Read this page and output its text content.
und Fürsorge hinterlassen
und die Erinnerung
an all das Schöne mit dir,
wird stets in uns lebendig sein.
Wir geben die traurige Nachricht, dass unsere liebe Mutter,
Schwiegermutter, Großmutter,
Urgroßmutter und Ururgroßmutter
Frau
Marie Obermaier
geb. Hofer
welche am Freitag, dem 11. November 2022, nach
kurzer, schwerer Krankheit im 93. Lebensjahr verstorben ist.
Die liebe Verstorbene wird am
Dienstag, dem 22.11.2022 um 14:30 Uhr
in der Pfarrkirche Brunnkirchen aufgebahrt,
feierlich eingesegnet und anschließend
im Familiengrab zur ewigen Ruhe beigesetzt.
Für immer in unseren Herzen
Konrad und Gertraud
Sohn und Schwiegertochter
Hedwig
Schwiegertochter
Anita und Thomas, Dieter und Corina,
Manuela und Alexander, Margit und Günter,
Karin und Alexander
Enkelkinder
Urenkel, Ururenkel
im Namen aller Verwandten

● ● ● ● ● ● ●

What you are asked to do — Return every line above that contains the word "liebe".

In response —
Wir geben die traurige Nachricht, dass unsere liebe Mutter,
Die liebe Verstorbene wird am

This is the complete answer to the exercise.